___ Data shown

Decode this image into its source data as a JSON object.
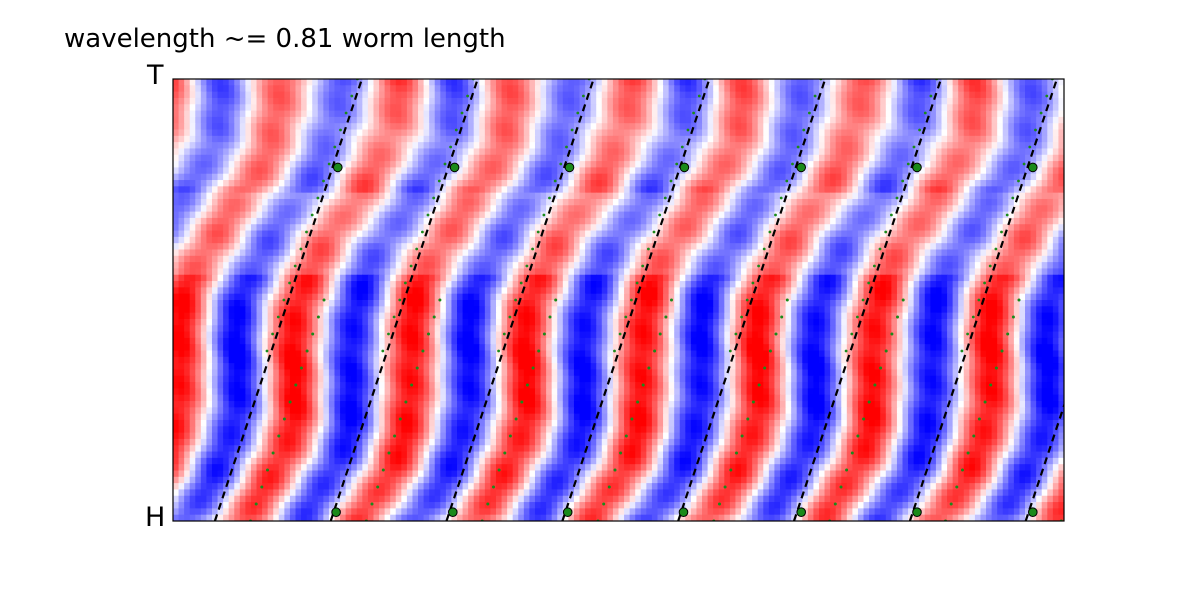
{
  "chart_data": {
    "type": "heatmap",
    "title": "wavelength ~= 0.81 worm length",
    "y_axis": {
      "top_label": "T",
      "bottom_label": "H"
    },
    "colormap": {
      "positive": "#ff0000",
      "zero": "#ffffff",
      "negative": "#0000ff"
    },
    "ticks": "none",
    "grid": false,
    "wave": {
      "period_x_frac": 0.13,
      "description_of_pattern": ""
    },
    "fit_lines": {
      "color": "#000000",
      "style": "dashed",
      "lines": [
        {
          "x_bottom": 0.047,
          "x_top": 0.212
        },
        {
          "x_bottom": 0.177,
          "x_top": 0.342
        },
        {
          "x_bottom": 0.307,
          "x_top": 0.472
        },
        {
          "x_bottom": 0.437,
          "x_top": 0.602
        },
        {
          "x_bottom": 0.567,
          "x_top": 0.732
        },
        {
          "x_bottom": 0.697,
          "x_top": 0.862
        },
        {
          "x_bottom": 0.827,
          "x_top": 0.992
        },
        {
          "x_bottom": 0.957,
          "x_top": 1.122
        }
      ]
    },
    "markers": {
      "color": "#1a8a1a",
      "points_upper_y": 0.8,
      "points_lower_y": 0.02,
      "x_upper": [
        0.185,
        0.316,
        0.445,
        0.574,
        0.705,
        0.835,
        0.965
      ],
      "x_lower": [
        0.183,
        0.314,
        0.443,
        0.573,
        0.705,
        0.835,
        0.965
      ]
    }
  }
}
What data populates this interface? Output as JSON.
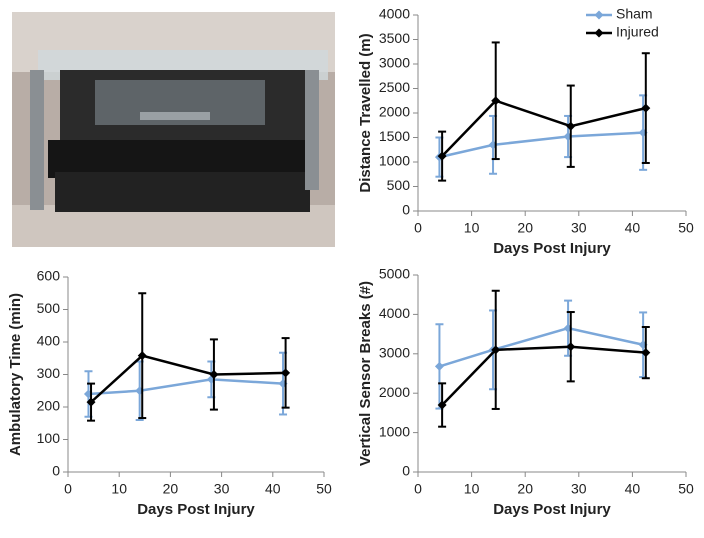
{
  "chart_data": [
    {
      "type": "line",
      "xlabel": "Days Post Injury",
      "ylabel": "Distance Travelled (m)",
      "xlim": [
        0,
        50
      ],
      "xticks": [
        0,
        10,
        20,
        30,
        40,
        50
      ],
      "ylim": [
        0,
        4000
      ],
      "yticks": [
        0,
        500,
        1000,
        1500,
        2000,
        2500,
        3000,
        3500,
        4000
      ],
      "legend": "top-right",
      "series": [
        {
          "name": "Sham",
          "color": "#7ba7d9",
          "x": [
            4,
            14,
            28,
            42
          ],
          "values": [
            1100,
            1350,
            1520,
            1600
          ],
          "errors": [
            400,
            590,
            420,
            760
          ]
        },
        {
          "name": "Injured",
          "color": "#000000",
          "x": [
            4.5,
            14.5,
            28.5,
            42.5
          ],
          "values": [
            1120,
            2250,
            1730,
            2100
          ],
          "errors": [
            500,
            1190,
            830,
            1120
          ]
        }
      ]
    },
    {
      "type": "line",
      "xlabel": "Days Post Injury",
      "ylabel": "Ambulatory Time (min)",
      "xlim": [
        0,
        50
      ],
      "xticks": [
        0,
        10,
        20,
        30,
        40,
        50
      ],
      "ylim": [
        0,
        600
      ],
      "yticks": [
        0,
        100,
        200,
        300,
        400,
        500,
        600
      ],
      "series": [
        {
          "color": "#7ba7d9",
          "x": [
            4,
            14,
            28,
            42
          ],
          "values": [
            240,
            250,
            285,
            272
          ],
          "errors": [
            70,
            90,
            55,
            95
          ]
        },
        {
          "color": "#000000",
          "x": [
            4.5,
            14.5,
            28.5,
            42.5
          ],
          "values": [
            215,
            358,
            300,
            305
          ],
          "errors": [
            57,
            192,
            108,
            107
          ]
        }
      ]
    },
    {
      "type": "line",
      "xlabel": "Days Post Injury",
      "ylabel": "Vertical Sensor Breaks (#)",
      "xlim": [
        0,
        50
      ],
      "xticks": [
        0,
        10,
        20,
        30,
        40,
        50
      ],
      "ylim": [
        0,
        5000
      ],
      "yticks": [
        0,
        1000,
        2000,
        3000,
        4000,
        5000
      ],
      "series": [
        {
          "color": "#7ba7d9",
          "x": [
            4,
            14,
            28,
            42
          ],
          "values": [
            2680,
            3100,
            3650,
            3230
          ],
          "errors": [
            1070,
            1000,
            700,
            820
          ]
        },
        {
          "color": "#000000",
          "x": [
            4.5,
            14.5,
            28.5,
            42.5
          ],
          "values": [
            1700,
            3100,
            3180,
            3030
          ],
          "errors": [
            550,
            1500,
            880,
            650
          ]
        }
      ]
    }
  ]
}
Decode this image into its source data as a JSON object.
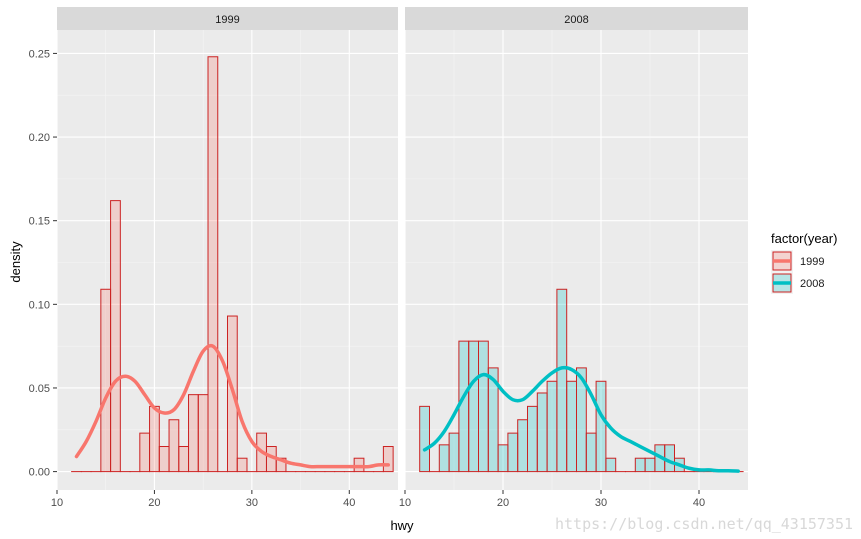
{
  "chart_data": {
    "type": "bar",
    "xlabel": "hwy",
    "ylabel": "density",
    "xlim": [
      10,
      45
    ],
    "ylim": [
      0,
      0.25
    ],
    "x_ticks": [
      10,
      20,
      30,
      40
    ],
    "y_ticks": [
      0.0,
      0.05,
      0.1,
      0.15,
      0.2,
      0.25
    ],
    "y_tick_labels": [
      "0.00",
      "0.05",
      "0.10",
      "0.15",
      "0.20",
      "0.25"
    ],
    "grid": true,
    "legend": {
      "title": "factor(year)",
      "position": "right",
      "entries": [
        "1999",
        "2008"
      ]
    },
    "bin_width": 1,
    "panels": [
      {
        "strip": "1999",
        "histogram": {
          "bin_centers": [
            12,
            13,
            14,
            15,
            16,
            17,
            18,
            19,
            20,
            21,
            22,
            23,
            24,
            25,
            26,
            27,
            28,
            29,
            30,
            31,
            32,
            33,
            34,
            35,
            36,
            37,
            38,
            39,
            40,
            41,
            42,
            43,
            44
          ],
          "values": [
            0,
            0,
            0,
            0.109,
            0.162,
            0,
            0,
            0.023,
            0.039,
            0.015,
            0.031,
            0.015,
            0.046,
            0.046,
            0.248,
            0,
            0.093,
            0.008,
            0,
            0.023,
            0.015,
            0.008,
            0,
            0,
            0,
            0,
            0,
            0,
            0,
            0.008,
            0,
            0,
            0.015
          ]
        },
        "density": {
          "x": [
            12,
            13,
            14,
            15,
            16,
            17,
            18,
            19,
            20,
            21,
            22,
            23,
            24,
            25,
            26,
            27,
            28,
            29,
            30,
            31,
            32,
            33,
            34,
            35,
            36,
            37,
            38,
            39,
            40,
            41,
            42,
            43,
            44
          ],
          "y": [
            0.009,
            0.018,
            0.03,
            0.044,
            0.054,
            0.057,
            0.054,
            0.046,
            0.038,
            0.035,
            0.037,
            0.046,
            0.06,
            0.072,
            0.075,
            0.066,
            0.049,
            0.03,
            0.018,
            0.012,
            0.009,
            0.007,
            0.005,
            0.004,
            0.003,
            0.003,
            0.003,
            0.003,
            0.003,
            0.003,
            0.003,
            0.004,
            0.004
          ]
        }
      },
      {
        "strip": "2008",
        "histogram": {
          "bin_centers": [
            12,
            13,
            14,
            15,
            16,
            17,
            18,
            19,
            20,
            21,
            22,
            23,
            24,
            25,
            26,
            27,
            28,
            29,
            30,
            31,
            32,
            33,
            34,
            35,
            36,
            37,
            38,
            39,
            40,
            41,
            42,
            43,
            44
          ],
          "values": [
            0.039,
            0,
            0.016,
            0.023,
            0.078,
            0.078,
            0.078,
            0.062,
            0.016,
            0.023,
            0.031,
            0.039,
            0.047,
            0.054,
            0.109,
            0.054,
            0.062,
            0.023,
            0.054,
            0.008,
            0,
            0,
            0.008,
            0.008,
            0.016,
            0.016,
            0.008,
            0,
            0,
            0,
            0,
            0,
            0
          ]
        },
        "density": {
          "x": [
            12,
            13,
            14,
            15,
            16,
            17,
            18,
            19,
            20,
            21,
            22,
            23,
            24,
            25,
            26,
            27,
            28,
            29,
            30,
            31,
            32,
            33,
            34,
            35,
            36,
            37,
            38,
            39,
            40,
            41,
            42,
            43,
            44
          ],
          "y": [
            0.013,
            0.017,
            0.024,
            0.034,
            0.045,
            0.054,
            0.058,
            0.055,
            0.048,
            0.043,
            0.043,
            0.048,
            0.054,
            0.059,
            0.062,
            0.061,
            0.056,
            0.046,
            0.034,
            0.026,
            0.021,
            0.018,
            0.015,
            0.012,
            0.009,
            0.006,
            0.004,
            0.002,
            0.001,
            0.001,
            0.0005,
            0.0005,
            0.0003
          ]
        }
      }
    ],
    "colors": {
      "fill_1999": "#f8766d",
      "fill_2008": "#00bfc4",
      "bar_outline": "#cc2222",
      "panel_bg": "#ebebeb",
      "strip_bg": "#d9d9d9",
      "grid": "#ffffff"
    }
  },
  "watermark": "https://blog.csdn.net/qq_43157351"
}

______

Show every line in the records above that contains the word "ylabel".

      "ylabel": "Distance Travelled (m)",
      "ylabel": "Ambulatory Time (min)",
      "ylabel": "Vertical Sensor Breaks (#)",
    "ylabel": "density",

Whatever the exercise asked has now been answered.